DATA FOR THIS EXERCISE:

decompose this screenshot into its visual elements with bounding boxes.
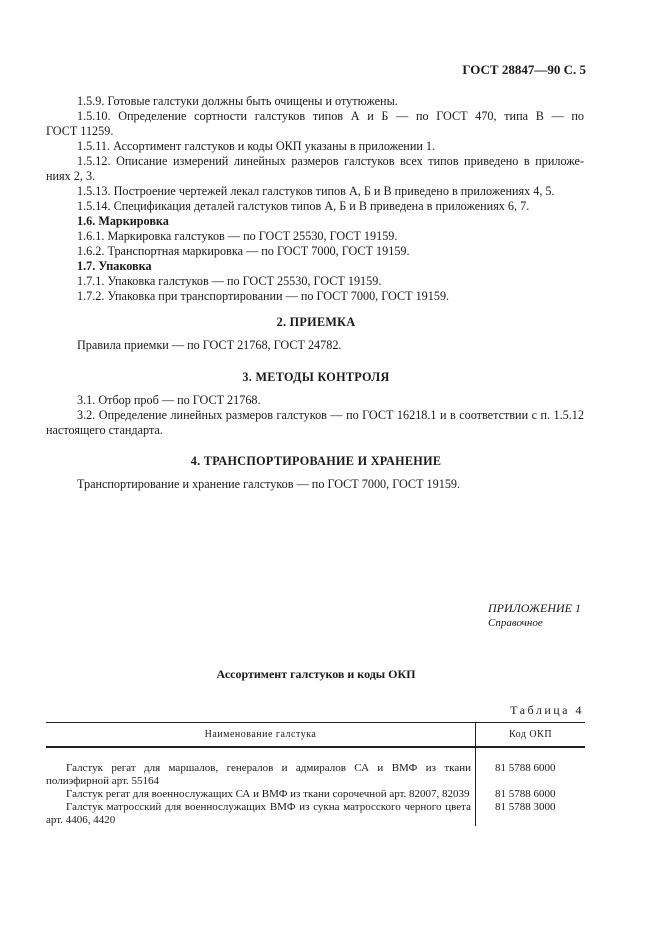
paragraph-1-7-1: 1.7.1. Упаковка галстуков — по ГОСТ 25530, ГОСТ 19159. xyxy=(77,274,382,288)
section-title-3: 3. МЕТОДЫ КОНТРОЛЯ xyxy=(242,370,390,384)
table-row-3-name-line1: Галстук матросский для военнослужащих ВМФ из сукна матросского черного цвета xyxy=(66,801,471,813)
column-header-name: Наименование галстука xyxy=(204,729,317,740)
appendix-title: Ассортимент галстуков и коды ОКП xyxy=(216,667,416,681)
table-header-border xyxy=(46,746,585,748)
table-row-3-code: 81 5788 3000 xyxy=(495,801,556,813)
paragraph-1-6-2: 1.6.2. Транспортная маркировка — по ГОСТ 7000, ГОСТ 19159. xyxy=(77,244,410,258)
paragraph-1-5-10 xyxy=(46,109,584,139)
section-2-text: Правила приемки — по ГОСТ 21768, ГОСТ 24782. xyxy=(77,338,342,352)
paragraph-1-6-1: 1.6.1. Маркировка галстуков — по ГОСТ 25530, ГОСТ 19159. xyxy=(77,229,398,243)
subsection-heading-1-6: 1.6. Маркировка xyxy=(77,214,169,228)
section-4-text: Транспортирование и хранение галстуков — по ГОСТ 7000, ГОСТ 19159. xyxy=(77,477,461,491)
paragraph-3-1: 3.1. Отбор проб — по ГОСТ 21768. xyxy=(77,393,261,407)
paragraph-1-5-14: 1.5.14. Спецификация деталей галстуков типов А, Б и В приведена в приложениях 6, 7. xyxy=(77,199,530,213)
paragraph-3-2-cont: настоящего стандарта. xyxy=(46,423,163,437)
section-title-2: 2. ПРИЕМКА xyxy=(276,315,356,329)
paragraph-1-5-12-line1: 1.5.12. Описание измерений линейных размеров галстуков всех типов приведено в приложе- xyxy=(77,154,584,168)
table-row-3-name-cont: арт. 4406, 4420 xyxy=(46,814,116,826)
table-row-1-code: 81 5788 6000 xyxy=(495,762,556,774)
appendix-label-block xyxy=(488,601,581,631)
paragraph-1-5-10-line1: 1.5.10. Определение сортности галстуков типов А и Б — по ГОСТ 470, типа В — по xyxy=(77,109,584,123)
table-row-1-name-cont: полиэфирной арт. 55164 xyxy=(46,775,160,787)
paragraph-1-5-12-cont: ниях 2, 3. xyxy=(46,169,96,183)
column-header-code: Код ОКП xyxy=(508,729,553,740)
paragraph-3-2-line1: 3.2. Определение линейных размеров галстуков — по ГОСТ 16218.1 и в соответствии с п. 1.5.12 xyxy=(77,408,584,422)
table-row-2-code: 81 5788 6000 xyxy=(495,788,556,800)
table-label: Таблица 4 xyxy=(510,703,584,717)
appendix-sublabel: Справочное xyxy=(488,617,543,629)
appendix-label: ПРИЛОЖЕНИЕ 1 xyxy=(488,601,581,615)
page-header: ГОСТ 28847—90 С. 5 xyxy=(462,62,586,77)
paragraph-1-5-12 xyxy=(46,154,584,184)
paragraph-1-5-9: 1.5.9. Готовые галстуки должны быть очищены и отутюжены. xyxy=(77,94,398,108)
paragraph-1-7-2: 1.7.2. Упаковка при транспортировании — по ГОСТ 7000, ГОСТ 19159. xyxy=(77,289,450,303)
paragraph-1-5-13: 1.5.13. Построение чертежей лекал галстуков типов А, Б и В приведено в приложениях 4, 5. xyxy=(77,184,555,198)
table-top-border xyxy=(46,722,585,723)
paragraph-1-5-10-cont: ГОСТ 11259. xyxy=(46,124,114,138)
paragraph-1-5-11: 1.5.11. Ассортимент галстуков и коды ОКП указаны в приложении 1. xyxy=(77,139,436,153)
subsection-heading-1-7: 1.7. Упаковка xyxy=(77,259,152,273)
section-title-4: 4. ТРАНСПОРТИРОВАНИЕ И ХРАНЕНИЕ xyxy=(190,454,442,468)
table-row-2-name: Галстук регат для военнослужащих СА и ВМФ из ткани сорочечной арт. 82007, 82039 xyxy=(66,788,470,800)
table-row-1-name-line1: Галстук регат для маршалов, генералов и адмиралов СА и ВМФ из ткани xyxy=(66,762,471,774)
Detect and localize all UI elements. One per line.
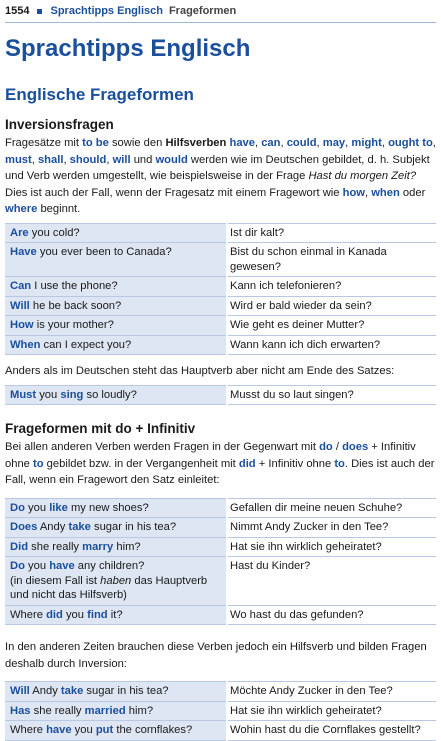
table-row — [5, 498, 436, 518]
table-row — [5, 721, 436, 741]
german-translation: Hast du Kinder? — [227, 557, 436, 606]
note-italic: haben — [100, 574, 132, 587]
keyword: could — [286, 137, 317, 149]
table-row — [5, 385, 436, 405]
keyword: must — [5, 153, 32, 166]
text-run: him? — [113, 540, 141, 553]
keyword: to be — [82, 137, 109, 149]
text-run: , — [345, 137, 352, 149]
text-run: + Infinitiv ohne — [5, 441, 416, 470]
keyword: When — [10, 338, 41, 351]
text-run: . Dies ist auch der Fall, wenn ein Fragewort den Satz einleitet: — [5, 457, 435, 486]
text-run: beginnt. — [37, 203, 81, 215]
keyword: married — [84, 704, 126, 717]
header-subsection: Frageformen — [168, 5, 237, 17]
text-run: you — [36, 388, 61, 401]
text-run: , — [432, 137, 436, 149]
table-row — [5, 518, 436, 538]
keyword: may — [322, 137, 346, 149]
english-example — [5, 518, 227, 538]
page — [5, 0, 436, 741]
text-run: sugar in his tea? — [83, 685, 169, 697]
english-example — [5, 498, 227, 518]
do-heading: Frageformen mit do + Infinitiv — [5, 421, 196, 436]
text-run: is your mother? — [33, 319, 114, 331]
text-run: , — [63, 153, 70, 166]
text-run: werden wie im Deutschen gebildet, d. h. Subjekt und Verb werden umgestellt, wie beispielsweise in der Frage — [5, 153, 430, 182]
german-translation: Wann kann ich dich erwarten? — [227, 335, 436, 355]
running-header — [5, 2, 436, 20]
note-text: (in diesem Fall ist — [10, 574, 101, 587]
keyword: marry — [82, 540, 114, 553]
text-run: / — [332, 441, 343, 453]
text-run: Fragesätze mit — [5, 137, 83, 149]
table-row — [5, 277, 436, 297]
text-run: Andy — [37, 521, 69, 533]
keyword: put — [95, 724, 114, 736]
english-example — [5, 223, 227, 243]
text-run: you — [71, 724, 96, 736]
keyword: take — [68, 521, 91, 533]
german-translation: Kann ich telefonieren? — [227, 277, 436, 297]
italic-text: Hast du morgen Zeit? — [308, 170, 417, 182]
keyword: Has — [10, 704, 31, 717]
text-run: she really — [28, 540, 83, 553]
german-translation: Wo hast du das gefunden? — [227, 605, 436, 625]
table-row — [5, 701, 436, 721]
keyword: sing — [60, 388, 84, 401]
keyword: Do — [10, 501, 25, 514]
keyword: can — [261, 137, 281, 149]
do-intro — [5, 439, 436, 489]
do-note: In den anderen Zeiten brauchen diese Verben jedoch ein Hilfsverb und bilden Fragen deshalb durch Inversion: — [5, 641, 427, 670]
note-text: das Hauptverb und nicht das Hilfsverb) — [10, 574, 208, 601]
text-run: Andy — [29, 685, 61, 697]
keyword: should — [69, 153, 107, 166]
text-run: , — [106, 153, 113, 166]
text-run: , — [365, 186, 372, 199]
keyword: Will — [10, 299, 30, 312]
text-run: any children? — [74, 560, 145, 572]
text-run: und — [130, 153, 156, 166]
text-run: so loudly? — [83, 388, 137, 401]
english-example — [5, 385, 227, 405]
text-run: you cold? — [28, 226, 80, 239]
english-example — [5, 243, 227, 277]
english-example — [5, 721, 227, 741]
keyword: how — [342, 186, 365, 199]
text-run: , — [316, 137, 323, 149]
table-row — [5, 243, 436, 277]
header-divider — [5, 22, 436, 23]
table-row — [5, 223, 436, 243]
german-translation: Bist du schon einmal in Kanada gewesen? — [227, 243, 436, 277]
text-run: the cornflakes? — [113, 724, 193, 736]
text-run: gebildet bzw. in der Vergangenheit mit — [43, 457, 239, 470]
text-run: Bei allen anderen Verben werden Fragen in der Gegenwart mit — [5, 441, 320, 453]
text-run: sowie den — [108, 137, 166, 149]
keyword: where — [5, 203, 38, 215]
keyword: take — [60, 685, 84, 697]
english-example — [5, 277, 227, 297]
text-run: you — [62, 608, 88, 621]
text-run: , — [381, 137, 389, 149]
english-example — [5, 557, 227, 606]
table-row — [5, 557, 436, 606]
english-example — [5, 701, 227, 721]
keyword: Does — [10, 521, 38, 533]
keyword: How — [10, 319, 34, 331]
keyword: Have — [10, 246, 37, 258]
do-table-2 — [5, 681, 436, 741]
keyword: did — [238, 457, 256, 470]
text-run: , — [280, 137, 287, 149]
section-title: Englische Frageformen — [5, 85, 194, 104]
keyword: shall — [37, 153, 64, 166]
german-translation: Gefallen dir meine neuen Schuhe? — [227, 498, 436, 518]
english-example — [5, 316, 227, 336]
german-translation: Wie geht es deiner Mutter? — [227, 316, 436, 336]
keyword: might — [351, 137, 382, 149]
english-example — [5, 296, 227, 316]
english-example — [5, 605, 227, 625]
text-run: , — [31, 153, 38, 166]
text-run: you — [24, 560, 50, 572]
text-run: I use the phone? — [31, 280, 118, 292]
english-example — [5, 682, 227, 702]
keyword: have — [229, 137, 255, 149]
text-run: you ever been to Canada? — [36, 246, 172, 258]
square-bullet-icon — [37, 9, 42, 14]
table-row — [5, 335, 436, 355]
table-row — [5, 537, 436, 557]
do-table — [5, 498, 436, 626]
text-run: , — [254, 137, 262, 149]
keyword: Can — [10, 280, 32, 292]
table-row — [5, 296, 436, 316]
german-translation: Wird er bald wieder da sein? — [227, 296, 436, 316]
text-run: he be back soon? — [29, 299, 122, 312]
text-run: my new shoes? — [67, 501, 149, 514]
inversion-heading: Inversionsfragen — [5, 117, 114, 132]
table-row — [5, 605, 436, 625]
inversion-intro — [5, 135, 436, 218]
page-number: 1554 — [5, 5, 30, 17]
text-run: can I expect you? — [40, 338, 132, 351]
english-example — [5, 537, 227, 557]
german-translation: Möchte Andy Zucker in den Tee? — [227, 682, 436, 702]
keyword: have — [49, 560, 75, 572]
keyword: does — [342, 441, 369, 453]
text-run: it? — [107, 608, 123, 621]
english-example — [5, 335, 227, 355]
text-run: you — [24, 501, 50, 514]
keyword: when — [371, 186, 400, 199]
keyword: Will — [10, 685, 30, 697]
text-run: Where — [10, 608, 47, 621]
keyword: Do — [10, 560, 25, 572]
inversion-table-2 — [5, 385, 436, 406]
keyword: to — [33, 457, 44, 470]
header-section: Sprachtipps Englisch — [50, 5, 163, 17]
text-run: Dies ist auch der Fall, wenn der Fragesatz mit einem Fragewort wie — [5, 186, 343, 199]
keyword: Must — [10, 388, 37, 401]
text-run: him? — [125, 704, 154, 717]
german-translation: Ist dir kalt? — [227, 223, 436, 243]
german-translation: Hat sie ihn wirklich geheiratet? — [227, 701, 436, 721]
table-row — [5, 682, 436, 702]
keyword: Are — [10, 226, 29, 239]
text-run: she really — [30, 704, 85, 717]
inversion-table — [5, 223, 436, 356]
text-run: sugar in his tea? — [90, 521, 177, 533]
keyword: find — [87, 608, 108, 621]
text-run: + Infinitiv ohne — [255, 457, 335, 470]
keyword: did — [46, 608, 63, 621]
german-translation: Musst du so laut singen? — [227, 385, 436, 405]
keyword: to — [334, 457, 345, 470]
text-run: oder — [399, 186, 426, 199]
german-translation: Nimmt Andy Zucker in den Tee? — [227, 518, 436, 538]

REQUIREMENTS:
Please echo the lines from the line that contains "table-row — [5, 498, 436, 518]" to the line that contains "do-intro — [5, 439, 436, 489]", with both of those included, exactly as they appear.

WORKED SOLUTION:
table-row — [5, 498, 436, 518]
table-row — [5, 721, 436, 741]
german-translation: Hast du Kinder? — [227, 557, 436, 606]
note-italic: haben — [100, 574, 132, 587]
keyword: could — [286, 137, 317, 149]
table-row — [5, 385, 436, 405]
keyword: must — [5, 153, 32, 166]
text-run: him? — [113, 540, 141, 553]
keyword: to be — [82, 137, 109, 149]
text-run: , — [345, 137, 352, 149]
text-run: + Infinitiv ohne — [5, 441, 416, 470]
keyword: When — [10, 338, 41, 351]
text-run: . Dies ist auch der Fall, wenn ein Fragewort den Satz einleitet: — [5, 457, 435, 486]
text-run: beginnt. — [37, 203, 81, 215]
keyword: married — [84, 704, 126, 717]
header-subsection: Frageformen — [168, 5, 237, 17]
text-run: you — [36, 388, 61, 401]
text-run: , — [432, 137, 436, 149]
table-row — [5, 518, 436, 538]
keyword: may — [322, 137, 346, 149]
english-example — [5, 518, 227, 538]
page — [5, 0, 436, 741]
text-run: sugar in his tea? — [83, 685, 169, 697]
english-example — [5, 498, 227, 518]
do-heading: Frageformen mit do + Infinitiv — [5, 421, 196, 436]
text-run: is your mother? — [33, 319, 114, 331]
text-run: , — [63, 153, 70, 166]
text-run: werden wie im Deutschen gebildet, d. h. Subjekt und Verb werden umgestellt, wie beispielsweise in der Frage — [5, 153, 430, 182]
german-translation: Wann kann ich dich erwarten? — [227, 335, 436, 355]
running-header — [5, 2, 436, 20]
note-text: (in diesem Fall ist — [10, 574, 101, 587]
keyword: marry — [82, 540, 114, 553]
text-run: / — [332, 441, 343, 453]
text-run: Fragesätze mit — [5, 137, 83, 149]
table-row — [5, 277, 436, 297]
text-run: Andy — [37, 521, 69, 533]
keyword: put — [95, 724, 114, 736]
english-example — [5, 223, 227, 243]
text-run: you — [71, 724, 96, 736]
keyword: take — [68, 521, 91, 533]
german-translation: Kann ich telefonieren? — [227, 277, 436, 297]
italic-text: Hast du morgen Zeit? — [308, 170, 417, 182]
keyword: Has — [10, 704, 31, 717]
text-run: she really — [28, 540, 83, 553]
german-translation: Wo hast du das gefunden? — [227, 605, 436, 625]
table-row — [5, 701, 436, 721]
keyword: sing — [60, 388, 84, 401]
keyword: Do — [10, 501, 25, 514]
keyword: can — [261, 137, 281, 149]
do-intro — [5, 439, 436, 489]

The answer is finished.